YOUR TASK → Once the pictures are set aside, transcribe the remaining data exactly.

##### DATA SHOWN #####

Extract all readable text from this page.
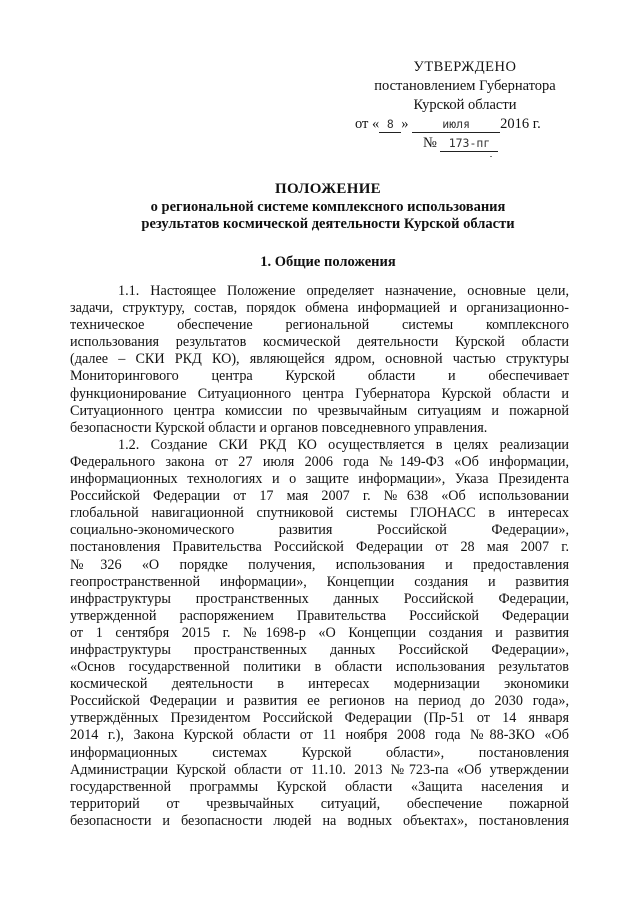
УТВЕРЖДЕНО
постановлением Губернатора
Курской области
от « 8 »	июля 2016 г.
№ 173-пг
ПОЛОЖЕНИЕ
о региональной системе комплексного использования
результатов космической деятельности Курской области
1. Общие положения
1.1. Настоящее Положение определяет назначение, основные цели,
задачи, структуру, состав, порядок обмена информацией и организационно-
техническое обеспечение региональной системы комплексного
использования результатов космической деятельности Курской области
(далее – СКИ РКД КО), являющейся ядром, основной частью структуры
Мониторингового центра Курской области и обеспечивает
функционирование Ситуационного центра Губернатора Курской области и
Ситуационного центра комиссии по чрезвычайным ситуациям и пожарной
безопасности Курской области и органов повседневного управления.
1.2. Создание СКИ РКД КО осуществляется в целях реализации
Федерального закона от 27 июля 2006 года №149-ФЗ «Об информации,
информационных технологиях и о защите информации», Указа Президента
Российской Федерации от 17 мая 2007 г. №638 «Об использовании
глобальной навигационной спутниковой системы ГЛОНАСС в интересах
социально-экономического развития Российской Федерации»,
постановления Правительства Российской Федерации от 28 мая 2007 г.
№326 «О порядке получения, использования и предоставления
геопространственной информации», Концепции создания и развития
инфраструктуры пространственных данных Российской Федерации,
утвержденной распоряжением Правительства Российской Федерации
от 1 сентября 2015 г. №1698-р «О Концепции создания и развития
инфраструктуры пространственных данных Российской Федерации»,
«Основ государственной политики в области использования результатов
космической деятельности в интересах модернизации экономики
Российской Федерации и развития ее регионов на период до 2030 года»,
утверждённых Президентом Российской Федерации (Пр-51 от 14 января
2014 г.), Закона Курской области от 11 ноября 2008 года №88-ЗКО «Об
информационных системах Курской области», постановления
Администрации Курской области от 11.10. 2013 №723-па «Об утверждении
государственной программы Курской области «Защита населения и
территорий от чрезвычайных ситуаций, обеспечение пожарной
безопасности и безопасности людей на водных объектах», постановления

#####

RESPONSE TO THE EXERCISE →
Extract all readable text from this page.
УТВЕРЖДЕНО
постановлением Губернатора
Курской области
от « 8 »	июля 2016 г.
№ 173-пг
ПОЛОЖЕНИЕ
о региональной системе комплексного использования
результатов космической деятельности Курской области
1. Общие положения
1.1. Настоящее Положение определяет назначение, основные цели,
задачи, структуру, состав, порядок обмена информацией и организационно-
техническое обеспечение региональной системы комплексного
использования результатов космической деятельности Курской области
(далее – СКИ РКД КО), являющейся ядром, основной частью структуры
Мониторингового центра Курской области и обеспечивает
функционирование Ситуационного центра Губернатора Курской области и
Ситуационного центра комиссии по чрезвычайным ситуациям и пожарной
безопасности Курской области и органов повседневного управления.
1.2. Создание СКИ РКД КО осуществляется в целях реализации
Федерального закона от 27 июля 2006 года №149-ФЗ «Об информации,
информационных технологиях и о защите информации», Указа Президента
Российской Федерации от 17 мая 2007 г. №638 «Об использовании
глобальной навигационной спутниковой системы ГЛОНАСС в интересах
социально-экономического развития Российской Федерации»,
постановления Правительства Российской Федерации от 28 мая 2007 г.
№326 «О порядке получения, использования и предоставления
геопространственной информации», Концепции создания и развития
инфраструктуры пространственных данных Российской Федерации,
утвержденной распоряжением Правительства Российской Федерации
от 1 сентября 2015 г. №1698-р «О Концепции создания и развития
инфраструктуры пространственных данных Российской Федерации»,
«Основ государственной политики в области использования результатов
космической деятельности в интересах модернизации экономики
Российской Федерации и развития ее регионов на период до 2030 года»,
утверждённых Президентом Российской Федерации (Пр-51 от 14 января
2014 г.), Закона Курской области от 11 ноября 2008 года №88-ЗКО «Об
информационных системах Курской области», постановления
Администрации Курской области от 11.10. 2013 №723-па «Об утверждении
государственной программы Курской области «Защита населения и
территорий от чрезвычайных ситуаций, обеспечение пожарной
безопасности и безопасности людей на водных объектах», постановления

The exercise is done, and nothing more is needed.